((

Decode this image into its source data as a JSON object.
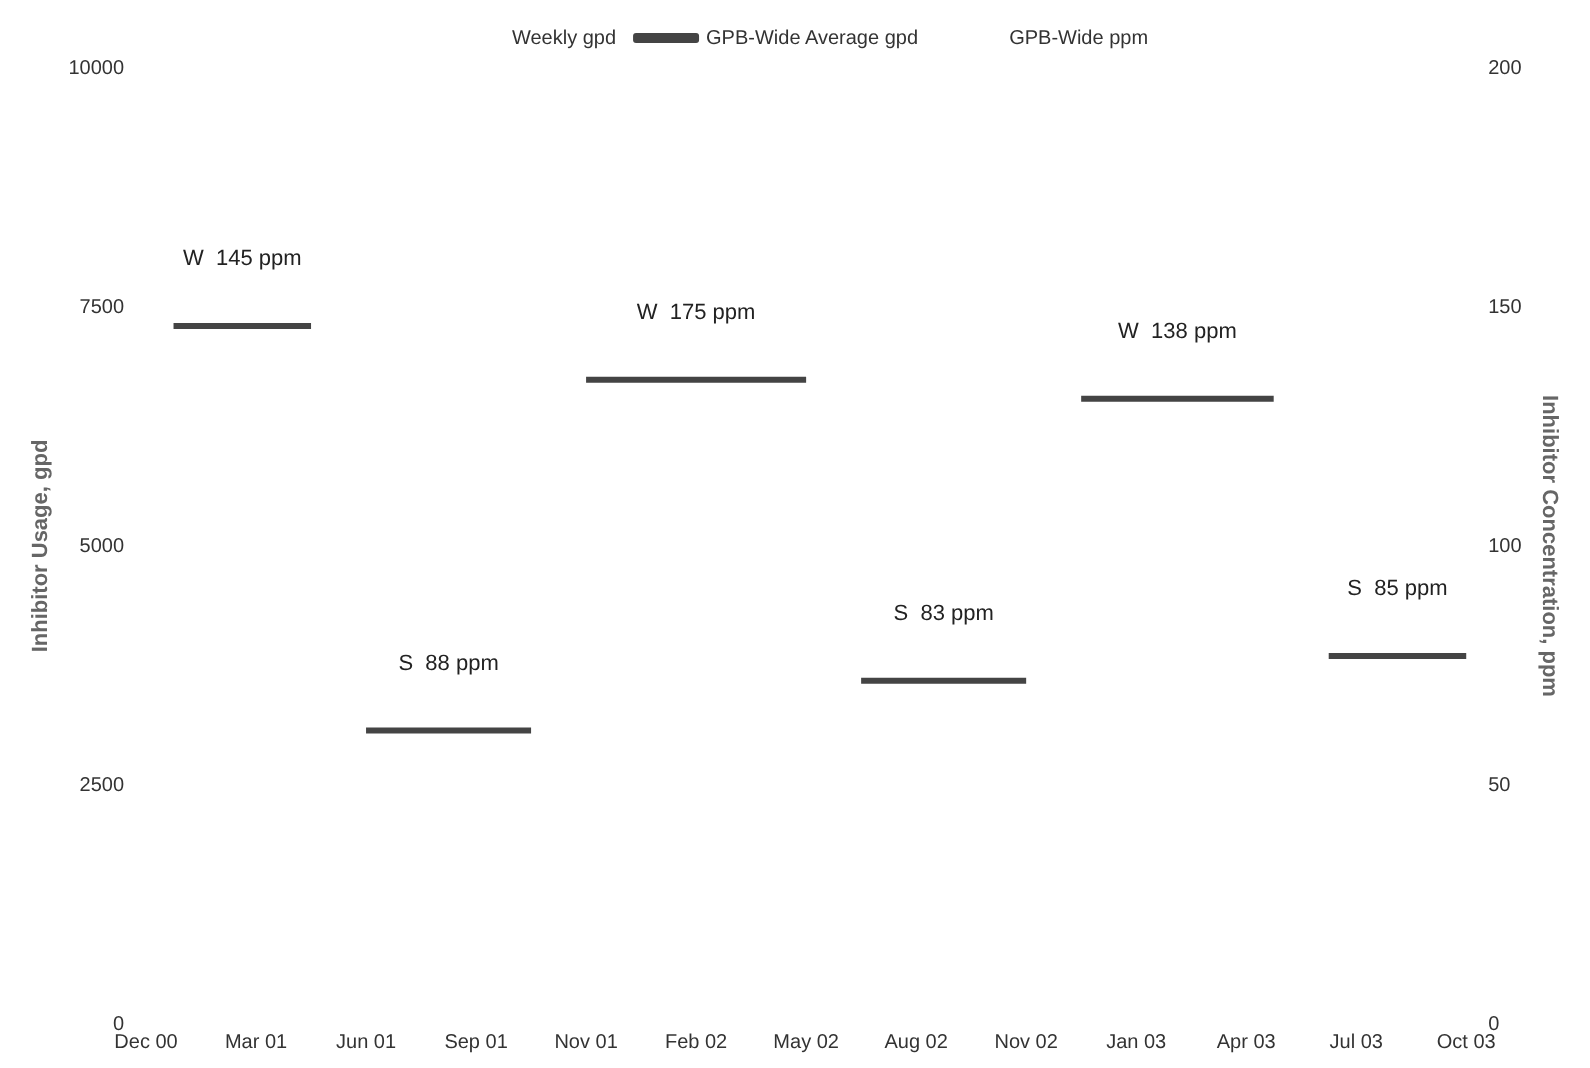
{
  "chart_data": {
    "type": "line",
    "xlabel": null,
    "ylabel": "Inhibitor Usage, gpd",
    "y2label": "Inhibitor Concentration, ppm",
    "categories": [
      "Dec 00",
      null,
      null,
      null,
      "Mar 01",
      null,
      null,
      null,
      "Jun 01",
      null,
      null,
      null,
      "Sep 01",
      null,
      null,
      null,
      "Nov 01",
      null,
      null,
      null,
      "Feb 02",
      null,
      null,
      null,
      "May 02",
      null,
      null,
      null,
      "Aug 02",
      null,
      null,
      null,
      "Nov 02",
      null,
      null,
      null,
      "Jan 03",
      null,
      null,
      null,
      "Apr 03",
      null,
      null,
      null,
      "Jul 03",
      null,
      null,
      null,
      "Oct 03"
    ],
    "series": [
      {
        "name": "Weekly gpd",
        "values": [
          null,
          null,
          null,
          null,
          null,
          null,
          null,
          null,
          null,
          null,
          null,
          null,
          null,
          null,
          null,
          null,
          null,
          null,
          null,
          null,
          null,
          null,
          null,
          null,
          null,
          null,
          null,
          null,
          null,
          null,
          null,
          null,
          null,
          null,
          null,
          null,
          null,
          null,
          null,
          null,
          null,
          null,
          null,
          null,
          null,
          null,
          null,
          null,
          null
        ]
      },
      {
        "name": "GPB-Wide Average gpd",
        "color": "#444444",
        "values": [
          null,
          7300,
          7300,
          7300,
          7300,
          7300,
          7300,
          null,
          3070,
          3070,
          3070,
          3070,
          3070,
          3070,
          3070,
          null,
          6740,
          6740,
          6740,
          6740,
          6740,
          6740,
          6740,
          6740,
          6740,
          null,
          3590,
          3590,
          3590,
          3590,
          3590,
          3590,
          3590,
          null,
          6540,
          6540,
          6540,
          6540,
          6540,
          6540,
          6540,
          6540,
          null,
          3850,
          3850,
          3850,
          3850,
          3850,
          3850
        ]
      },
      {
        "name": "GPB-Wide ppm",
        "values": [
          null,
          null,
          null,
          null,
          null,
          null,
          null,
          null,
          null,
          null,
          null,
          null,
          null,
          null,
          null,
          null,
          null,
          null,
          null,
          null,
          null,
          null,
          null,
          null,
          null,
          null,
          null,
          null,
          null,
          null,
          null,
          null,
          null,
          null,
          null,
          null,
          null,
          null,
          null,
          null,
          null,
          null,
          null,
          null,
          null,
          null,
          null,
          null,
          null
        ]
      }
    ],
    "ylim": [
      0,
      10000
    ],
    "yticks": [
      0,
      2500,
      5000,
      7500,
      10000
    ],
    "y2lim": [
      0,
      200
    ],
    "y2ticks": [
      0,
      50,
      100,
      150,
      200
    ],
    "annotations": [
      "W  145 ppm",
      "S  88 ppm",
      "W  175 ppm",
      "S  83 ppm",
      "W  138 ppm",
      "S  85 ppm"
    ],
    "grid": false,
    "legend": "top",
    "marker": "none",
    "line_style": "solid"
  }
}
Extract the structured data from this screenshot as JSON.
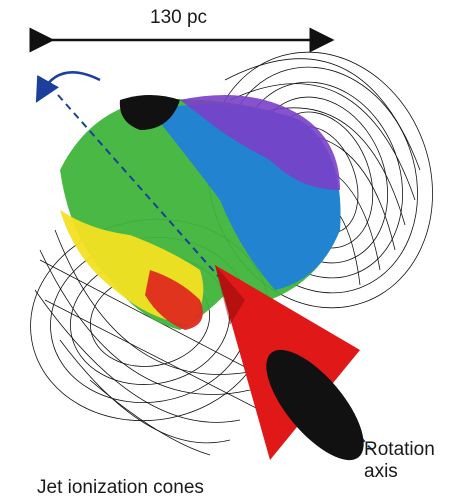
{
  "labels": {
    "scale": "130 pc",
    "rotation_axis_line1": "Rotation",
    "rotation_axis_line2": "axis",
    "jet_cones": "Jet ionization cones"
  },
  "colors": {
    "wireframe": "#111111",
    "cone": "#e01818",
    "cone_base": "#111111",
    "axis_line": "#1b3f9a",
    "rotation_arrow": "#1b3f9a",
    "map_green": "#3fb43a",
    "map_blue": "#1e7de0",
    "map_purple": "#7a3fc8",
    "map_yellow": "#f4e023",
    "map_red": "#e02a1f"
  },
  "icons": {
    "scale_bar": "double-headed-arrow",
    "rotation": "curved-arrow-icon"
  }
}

))

**What to produce**
Repeat the material exactly as it reads, without any of its pictures.

**Worked solution**
Decode this image into its source data as a JSON object.
{
  "chart_data": {
    "type": "line",
    "xlabel": null,
    "ylabel": "Inhibitor Usage, gpd",
    "y2label": "Inhibitor Concentration, ppm",
    "categories": [
      "Dec 00",
      null,
      null,
      null,
      "Mar 01",
      null,
      null,
      null,
      "Jun 01",
      null,
      null,
      null,
      "Sep 01",
      null,
      null,
      null,
      "Nov 01",
      null,
      null,
      null,
      "Feb 02",
      null,
      null,
      null,
      "May 02",
      null,
      null,
      null,
      "Aug 02",
      null,
      null,
      null,
      "Nov 02",
      null,
      null,
      null,
      "Jan 03",
      null,
      null,
      null,
      "Apr 03",
      null,
      null,
      null,
      "Jul 03",
      null,
      null,
      null,
      "Oct 03"
    ],
    "series": [
      {
        "name": "Weekly gpd",
        "values": [
          null,
          null,
          null,
          null,
          null,
          null,
          null,
          null,
          null,
          null,
          null,
          null,
          null,
          null,
          null,
          null,
          null,
          null,
          null,
          null,
          null,
          null,
          null,
          null,
          null,
          null,
          null,
          null,
          null,
          null,
          null,
          null,
          null,
          null,
          null,
          null,
          null,
          null,
          null,
          null,
          null,
          null,
          null,
          null,
          null,
          null,
          null,
          null,
          null
        ]
      },
      {
        "name": "GPB-Wide Average gpd",
        "color": "#444444",
        "values": [
          null,
          7300,
          7300,
          7300,
          7300,
          7300,
          7300,
          null,
          3070,
          3070,
          3070,
          3070,
          3070,
          3070,
          3070,
          null,
          6740,
          6740,
          6740,
          6740,
          6740,
          6740,
          6740,
          6740,
          6740,
          null,
          3590,
          3590,
          3590,
          3590,
          3590,
          3590,
          3590,
          null,
          6540,
          6540,
          6540,
          6540,
          6540,
          6540,
          6540,
          6540,
          null,
          3850,
          3850,
          3850,
          3850,
          3850,
          3850
        ]
      },
      {
        "name": "GPB-Wide ppm",
        "values": [
          null,
          null,
          null,
          null,
          null,
          null,
          null,
          null,
          null,
          null,
          null,
          null,
          null,
          null,
          null,
          null,
          null,
          null,
          null,
          null,
          null,
          null,
          null,
          null,
          null,
          null,
          null,
          null,
          null,
          null,
          null,
          null,
          null,
          null,
          null,
          null,
          null,
          null,
          null,
          null,
          null,
          null,
          null,
          null,
          null,
          null,
          null,
          null,
          null
        ]
      }
    ],
    "ylim": [
      0,
      10000
    ],
    "yticks": [
      0,
      2500,
      5000,
      7500,
      10000
    ],
    "y2lim": [
      0,
      200
    ],
    "y2ticks": [
      0,
      50,
      100,
      150,
      200
    ],
    "annotations": [
      "W  145 ppm",
      "S  88 ppm",
      "W  175 ppm",
      "S  83 ppm",
      "W  138 ppm",
      "S  85 ppm"
    ],
    "grid": false,
    "legend": "top",
    "marker": "none",
    "line_style": "solid"
  }
}
Extract the structured data from this screenshot as JSON.
{
  "labels": {
    "scale": "130 pc",
    "rotation_axis_line1": "Rotation",
    "rotation_axis_line2": "axis",
    "jet_cones": "Jet ionization cones"
  },
  "colors": {
    "wireframe": "#111111",
    "cone": "#e01818",
    "cone_base": "#111111",
    "axis_line": "#1b3f9a",
    "rotation_arrow": "#1b3f9a",
    "map_green": "#3fb43a",
    "map_blue": "#1e7de0",
    "map_purple": "#7a3fc8",
    "map_yellow": "#f4e023",
    "map_red": "#e02a1f"
  },
  "icons": {
    "scale_bar": "double-headed-arrow",
    "rotation": "curved-arrow-icon"
  }
}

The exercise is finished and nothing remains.